>>>

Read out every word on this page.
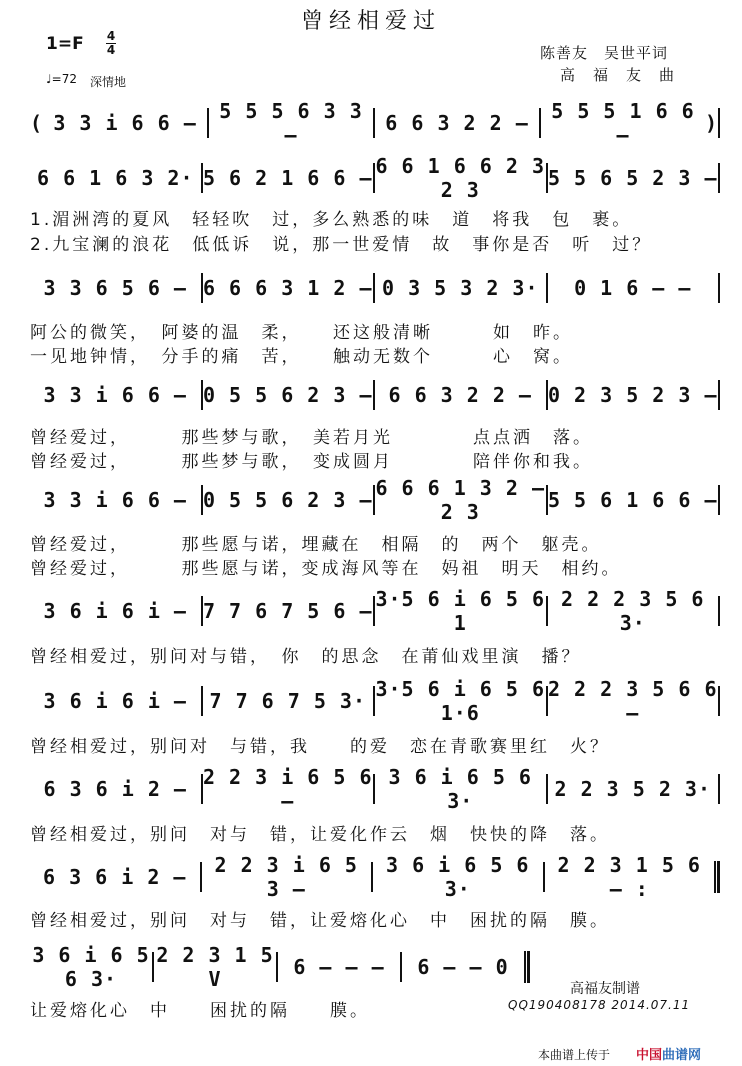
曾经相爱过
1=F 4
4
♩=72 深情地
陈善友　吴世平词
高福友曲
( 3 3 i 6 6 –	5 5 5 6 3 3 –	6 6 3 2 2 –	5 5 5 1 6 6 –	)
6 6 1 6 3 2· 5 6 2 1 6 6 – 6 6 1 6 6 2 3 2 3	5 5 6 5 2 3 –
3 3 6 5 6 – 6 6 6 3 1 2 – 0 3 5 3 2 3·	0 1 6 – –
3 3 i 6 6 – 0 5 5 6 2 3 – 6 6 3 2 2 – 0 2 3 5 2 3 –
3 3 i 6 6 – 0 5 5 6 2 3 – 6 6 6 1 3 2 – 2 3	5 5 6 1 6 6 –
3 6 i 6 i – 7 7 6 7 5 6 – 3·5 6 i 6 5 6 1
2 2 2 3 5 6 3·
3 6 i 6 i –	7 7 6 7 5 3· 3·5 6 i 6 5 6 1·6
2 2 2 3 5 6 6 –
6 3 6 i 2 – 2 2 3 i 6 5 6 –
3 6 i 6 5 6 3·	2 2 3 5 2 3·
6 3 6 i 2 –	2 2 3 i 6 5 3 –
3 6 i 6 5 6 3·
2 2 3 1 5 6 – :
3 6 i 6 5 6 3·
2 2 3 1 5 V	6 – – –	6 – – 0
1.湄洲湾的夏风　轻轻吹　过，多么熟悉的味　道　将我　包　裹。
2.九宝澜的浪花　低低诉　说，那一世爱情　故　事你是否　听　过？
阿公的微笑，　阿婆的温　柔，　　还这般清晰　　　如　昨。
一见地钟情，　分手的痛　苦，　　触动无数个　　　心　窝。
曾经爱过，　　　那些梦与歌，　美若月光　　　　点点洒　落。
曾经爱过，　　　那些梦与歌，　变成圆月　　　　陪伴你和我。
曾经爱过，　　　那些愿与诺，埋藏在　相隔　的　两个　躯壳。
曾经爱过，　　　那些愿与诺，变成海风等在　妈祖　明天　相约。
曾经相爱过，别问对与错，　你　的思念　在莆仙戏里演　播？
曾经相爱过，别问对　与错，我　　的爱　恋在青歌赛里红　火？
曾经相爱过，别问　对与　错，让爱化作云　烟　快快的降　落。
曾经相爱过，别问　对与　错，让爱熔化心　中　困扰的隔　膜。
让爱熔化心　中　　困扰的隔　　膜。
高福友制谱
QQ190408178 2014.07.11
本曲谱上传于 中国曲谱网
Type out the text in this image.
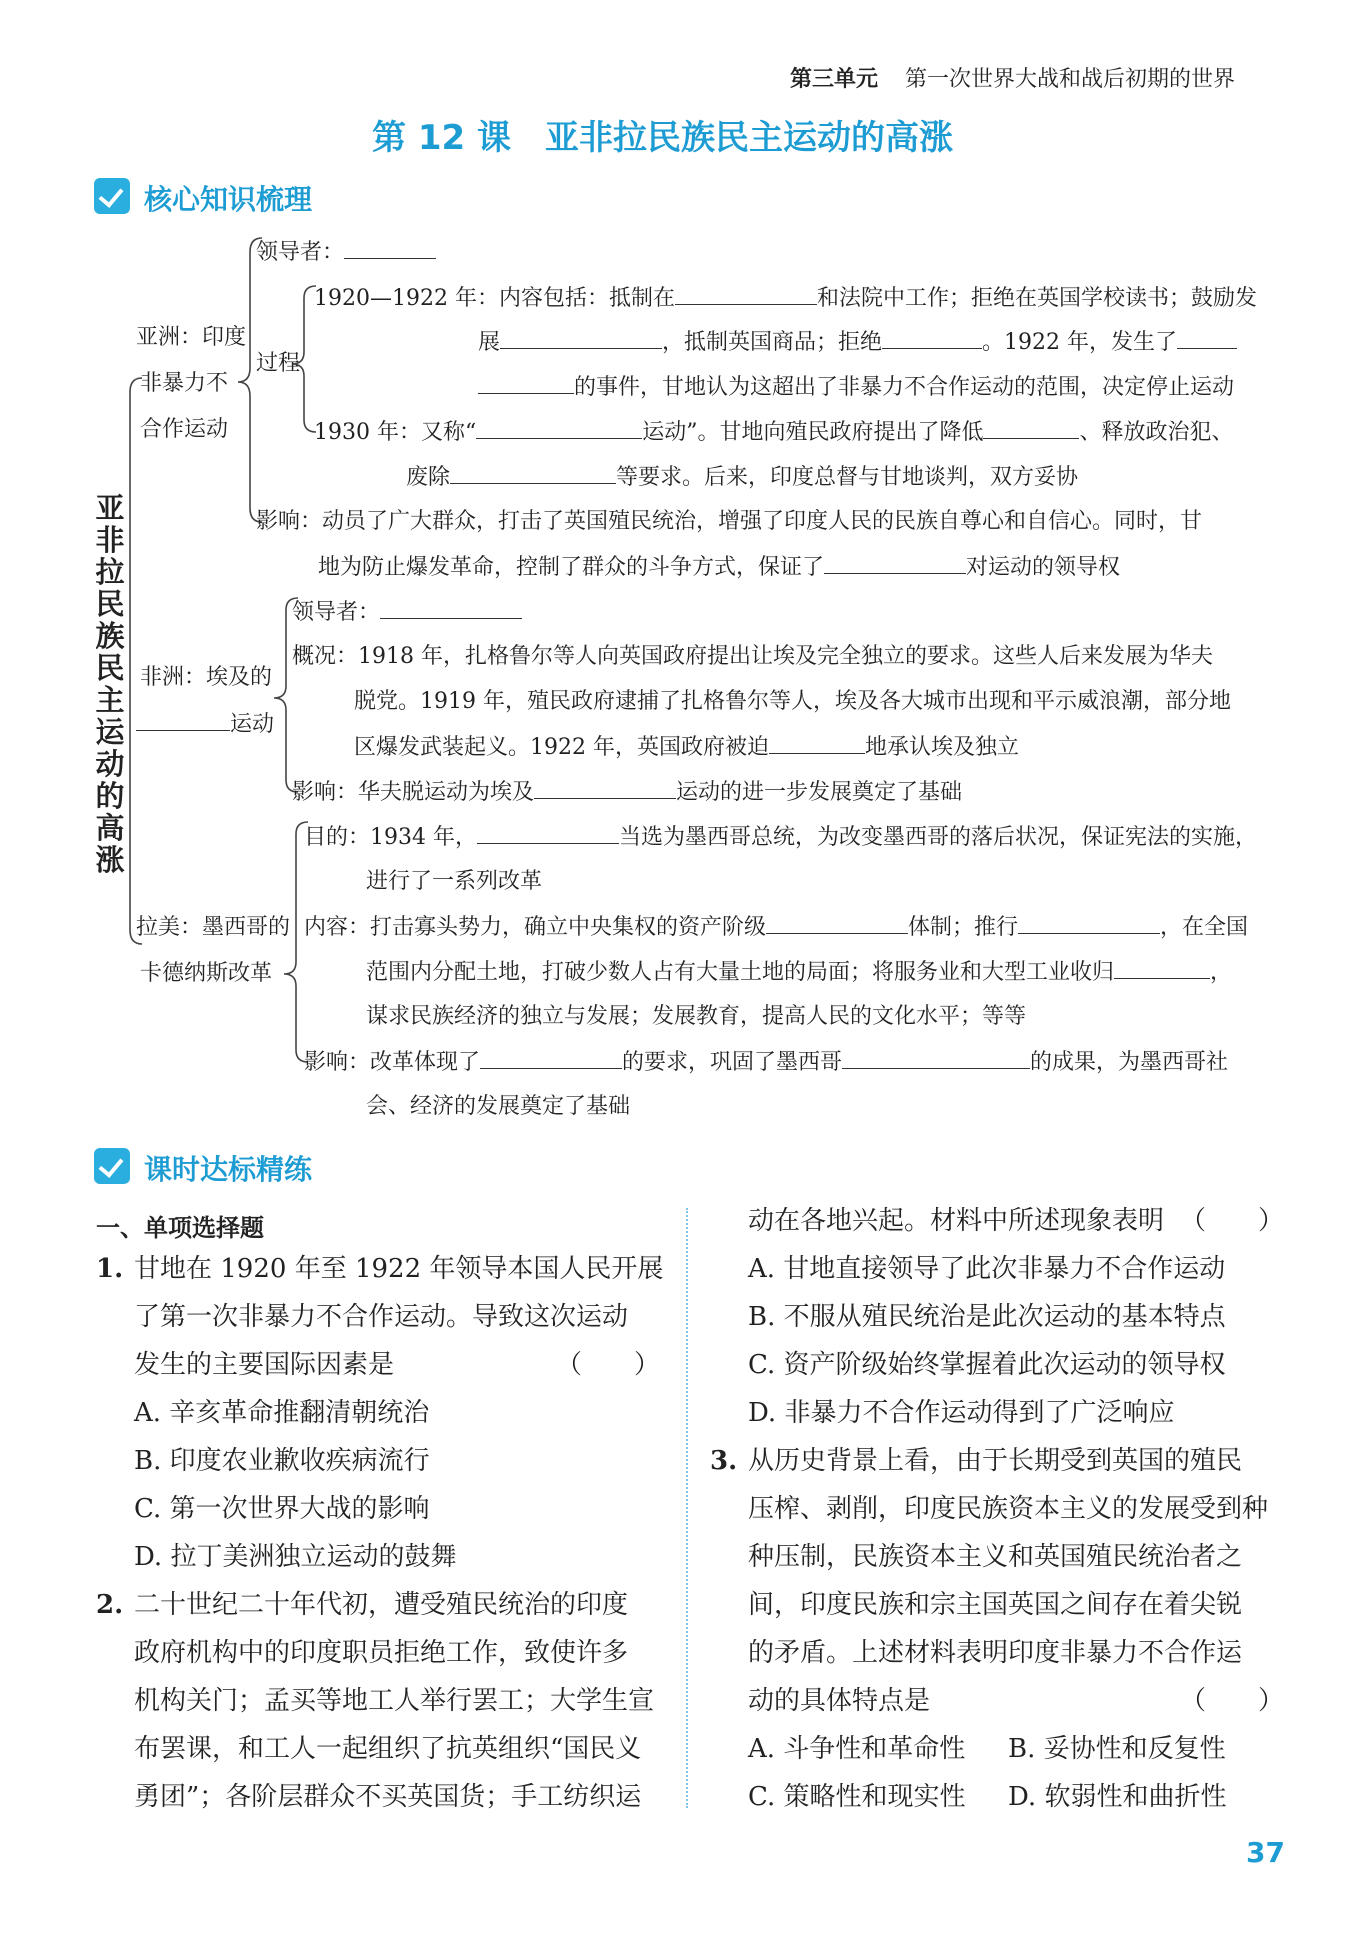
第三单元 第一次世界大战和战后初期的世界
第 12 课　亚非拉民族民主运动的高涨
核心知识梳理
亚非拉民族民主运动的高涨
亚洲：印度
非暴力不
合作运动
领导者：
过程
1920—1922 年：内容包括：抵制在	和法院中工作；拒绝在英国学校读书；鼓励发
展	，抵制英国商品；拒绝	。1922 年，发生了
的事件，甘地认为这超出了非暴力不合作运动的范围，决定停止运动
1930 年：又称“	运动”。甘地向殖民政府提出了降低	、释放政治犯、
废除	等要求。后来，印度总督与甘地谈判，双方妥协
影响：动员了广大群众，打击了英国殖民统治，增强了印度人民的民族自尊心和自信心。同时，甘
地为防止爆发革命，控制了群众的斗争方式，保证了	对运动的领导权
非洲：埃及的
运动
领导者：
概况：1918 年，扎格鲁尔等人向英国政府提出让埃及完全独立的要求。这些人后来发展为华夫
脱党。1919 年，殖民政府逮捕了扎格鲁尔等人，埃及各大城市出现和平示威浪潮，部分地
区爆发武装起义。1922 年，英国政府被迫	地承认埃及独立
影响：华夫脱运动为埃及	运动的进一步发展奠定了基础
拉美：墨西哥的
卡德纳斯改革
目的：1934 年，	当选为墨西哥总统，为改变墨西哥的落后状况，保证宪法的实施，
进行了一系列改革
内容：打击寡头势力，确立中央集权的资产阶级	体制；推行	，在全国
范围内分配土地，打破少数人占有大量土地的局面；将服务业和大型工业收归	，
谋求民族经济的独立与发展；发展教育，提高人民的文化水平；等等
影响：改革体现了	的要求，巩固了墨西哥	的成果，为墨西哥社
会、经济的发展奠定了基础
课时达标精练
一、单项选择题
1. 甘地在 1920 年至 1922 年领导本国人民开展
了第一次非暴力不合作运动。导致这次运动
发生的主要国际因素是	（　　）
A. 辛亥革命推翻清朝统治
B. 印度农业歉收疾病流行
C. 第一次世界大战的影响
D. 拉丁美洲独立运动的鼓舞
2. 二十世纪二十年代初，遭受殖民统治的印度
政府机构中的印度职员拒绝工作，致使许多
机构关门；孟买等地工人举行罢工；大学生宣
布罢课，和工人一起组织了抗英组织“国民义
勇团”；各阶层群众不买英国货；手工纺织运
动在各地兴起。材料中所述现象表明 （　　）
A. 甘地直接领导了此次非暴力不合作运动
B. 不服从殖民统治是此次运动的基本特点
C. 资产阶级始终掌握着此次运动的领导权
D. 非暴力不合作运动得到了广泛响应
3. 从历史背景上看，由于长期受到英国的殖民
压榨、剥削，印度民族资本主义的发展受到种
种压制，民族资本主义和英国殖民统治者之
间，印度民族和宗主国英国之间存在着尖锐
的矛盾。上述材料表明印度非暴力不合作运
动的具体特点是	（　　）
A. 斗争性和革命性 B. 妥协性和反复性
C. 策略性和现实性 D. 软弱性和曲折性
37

<<<

*REQUIRED WORK*. Copy every entry word for word, but omit the pictures.

*OUTPUT OF THE EXERCISE*.
Read out every word on this page.
曾经相爱过
1=F 4
4
♩=72 深情地
陈善友　吴世平词
高福友曲
( 3 3 i 6 6 –	5 5 5 6 3 3 –	6 6 3 2 2 –	5 5 5 1 6 6 –	)
6 6 1 6 3 2· 5 6 2 1 6 6 – 6 6 1 6 6 2 3 2 3	5 5 6 5 2 3 –
3 3 6 5 6 – 6 6 6 3 1 2 – 0 3 5 3 2 3·	0 1 6 – –
3 3 i 6 6 – 0 5 5 6 2 3 – 6 6 3 2 2 – 0 2 3 5 2 3 –
3 3 i 6 6 – 0 5 5 6 2 3 – 6 6 6 1 3 2 – 2 3	5 5 6 1 6 6 –
3 6 i 6 i – 7 7 6 7 5 6 – 3·5 6 i 6 5 6 1
2 2 2 3 5 6 3·
3 6 i 6 i –	7 7 6 7 5 3· 3·5 6 i 6 5 6 1·6
2 2 2 3 5 6 6 –
6 3 6 i 2 – 2 2 3 i 6 5 6 –
3 6 i 6 5 6 3·	2 2 3 5 2 3·
6 3 6 i 2 –	2 2 3 i 6 5 3 –
3 6 i 6 5 6 3·
2 2 3 1 5 6 – :
3 6 i 6 5 6 3·
2 2 3 1 5 V	6 – – –	6 – – 0
1.湄洲湾的夏风　轻轻吹　过，多么熟悉的味　道　将我　包　裹。
2.九宝澜的浪花　低低诉　说，那一世爱情　故　事你是否　听　过？
阿公的微笑，　阿婆的温　柔，　　还这般清晰　　　如　昨。
一见地钟情，　分手的痛　苦，　　触动无数个　　　心　窝。
曾经爱过，　　　那些梦与歌，　美若月光　　　　点点洒　落。
曾经爱过，　　　那些梦与歌，　变成圆月　　　　陪伴你和我。
曾经爱过，　　　那些愿与诺，埋藏在　相隔　的　两个　躯壳。
曾经爱过，　　　那些愿与诺，变成海风等在　妈祖　明天　相约。
曾经相爱过，别问对与错，　你　的思念　在莆仙戏里演　播？
曾经相爱过，别问对　与错，我　　的爱　恋在青歌赛里红　火？
曾经相爱过，别问　对与　错，让爱化作云　烟　快快的降　落。
曾经相爱过，别问　对与　错，让爱熔化心　中　困扰的隔　膜。
让爱熔化心　中　　困扰的隔　　膜。
高福友制谱
QQ190408178 2014.07.11
本曲谱上传于 中国曲谱网
Type out the text in this image.
第三单元 第一次世界大战和战后初期的世界
第 12 课　亚非拉民族民主运动的高涨
核心知识梳理
亚非拉民族民主运动的高涨
亚洲：印度
非暴力不
合作运动
领导者：
过程
1920—1922 年：内容包括：抵制在	和法院中工作；拒绝在英国学校读书；鼓励发
展	，抵制英国商品；拒绝	。1922 年，发生了
的事件，甘地认为这超出了非暴力不合作运动的范围，决定停止运动
1930 年：又称“	运动”。甘地向殖民政府提出了降低	、释放政治犯、
废除	等要求。后来，印度总督与甘地谈判，双方妥协
影响：动员了广大群众，打击了英国殖民统治，增强了印度人民的民族自尊心和自信心。同时，甘
地为防止爆发革命，控制了群众的斗争方式，保证了	对运动的领导权
非洲：埃及的
运动
领导者：
概况：1918 年，扎格鲁尔等人向英国政府提出让埃及完全独立的要求。这些人后来发展为华夫
脱党。1919 年，殖民政府逮捕了扎格鲁尔等人，埃及各大城市出现和平示威浪潮，部分地
区爆发武装起义。1922 年，英国政府被迫	地承认埃及独立
影响：华夫脱运动为埃及	运动的进一步发展奠定了基础
拉美：墨西哥的
卡德纳斯改革
目的：1934 年，	当选为墨西哥总统，为改变墨西哥的落后状况，保证宪法的实施，
进行了一系列改革
内容：打击寡头势力，确立中央集权的资产阶级	体制；推行	，在全国
范围内分配土地，打破少数人占有大量土地的局面；将服务业和大型工业收归	，
谋求民族经济的独立与发展；发展教育，提高人民的文化水平；等等
影响：改革体现了	的要求，巩固了墨西哥	的成果，为墨西哥社
会、经济的发展奠定了基础
课时达标精练
一、单项选择题
1. 甘地在 1920 年至 1922 年领导本国人民开展
了第一次非暴力不合作运动。导致这次运动
发生的主要国际因素是	（　　）
A. 辛亥革命推翻清朝统治
B. 印度农业歉收疾病流行
C. 第一次世界大战的影响
D. 拉丁美洲独立运动的鼓舞
2. 二十世纪二十年代初，遭受殖民统治的印度
政府机构中的印度职员拒绝工作，致使许多
机构关门；孟买等地工人举行罢工；大学生宣
布罢课，和工人一起组织了抗英组织“国民义
勇团”；各阶层群众不买英国货；手工纺织运
动在各地兴起。材料中所述现象表明 （　　）
A. 甘地直接领导了此次非暴力不合作运动
B. 不服从殖民统治是此次运动的基本特点
C. 资产阶级始终掌握着此次运动的领导权
D. 非暴力不合作运动得到了广泛响应
3. 从历史背景上看，由于长期受到英国的殖民
压榨、剥削，印度民族资本主义的发展受到种
种压制，民族资本主义和英国殖民统治者之
间，印度民族和宗主国英国之间存在着尖锐
的矛盾。上述材料表明印度非暴力不合作运
动的具体特点是	（　　）
A. 斗争性和革命性 B. 妥协性和反复性
C. 策略性和现实性 D. 软弱性和曲折性
37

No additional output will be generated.